RECORD LIST:
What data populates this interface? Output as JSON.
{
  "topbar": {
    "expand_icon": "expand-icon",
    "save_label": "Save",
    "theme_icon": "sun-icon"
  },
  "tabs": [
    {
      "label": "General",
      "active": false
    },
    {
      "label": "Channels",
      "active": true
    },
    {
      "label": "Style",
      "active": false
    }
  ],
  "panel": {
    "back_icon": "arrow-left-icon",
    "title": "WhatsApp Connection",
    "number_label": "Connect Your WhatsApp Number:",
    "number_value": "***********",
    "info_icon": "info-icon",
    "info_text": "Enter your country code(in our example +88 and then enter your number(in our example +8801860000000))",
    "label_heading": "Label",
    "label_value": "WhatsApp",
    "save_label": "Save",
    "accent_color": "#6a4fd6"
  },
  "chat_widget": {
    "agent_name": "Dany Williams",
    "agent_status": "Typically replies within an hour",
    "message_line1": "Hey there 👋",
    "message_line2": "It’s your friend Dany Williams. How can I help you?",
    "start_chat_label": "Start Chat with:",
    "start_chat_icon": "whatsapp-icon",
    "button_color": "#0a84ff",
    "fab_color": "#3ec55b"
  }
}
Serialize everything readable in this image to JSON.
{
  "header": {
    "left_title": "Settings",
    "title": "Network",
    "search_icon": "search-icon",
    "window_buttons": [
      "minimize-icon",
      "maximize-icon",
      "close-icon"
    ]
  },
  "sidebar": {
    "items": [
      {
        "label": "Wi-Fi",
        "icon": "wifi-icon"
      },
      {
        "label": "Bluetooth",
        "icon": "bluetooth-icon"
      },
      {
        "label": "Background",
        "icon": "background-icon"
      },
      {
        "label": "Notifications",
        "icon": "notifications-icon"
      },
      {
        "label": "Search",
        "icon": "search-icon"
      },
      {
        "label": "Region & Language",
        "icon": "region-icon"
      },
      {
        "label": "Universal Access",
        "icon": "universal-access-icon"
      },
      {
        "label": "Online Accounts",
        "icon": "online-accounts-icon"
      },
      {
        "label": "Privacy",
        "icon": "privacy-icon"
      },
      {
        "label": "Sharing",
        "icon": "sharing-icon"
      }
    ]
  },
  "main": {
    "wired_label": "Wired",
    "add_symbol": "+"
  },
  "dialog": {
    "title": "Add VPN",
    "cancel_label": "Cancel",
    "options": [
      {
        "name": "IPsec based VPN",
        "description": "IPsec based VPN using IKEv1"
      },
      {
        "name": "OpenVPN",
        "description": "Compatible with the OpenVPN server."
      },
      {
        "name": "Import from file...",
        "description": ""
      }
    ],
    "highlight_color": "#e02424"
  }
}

WHAT THE EXERCISE ASKS:
Count every line in the entries above where the word "description" appears; respond with the number alone.

RESPONSE TO THIS EXERCISE:
3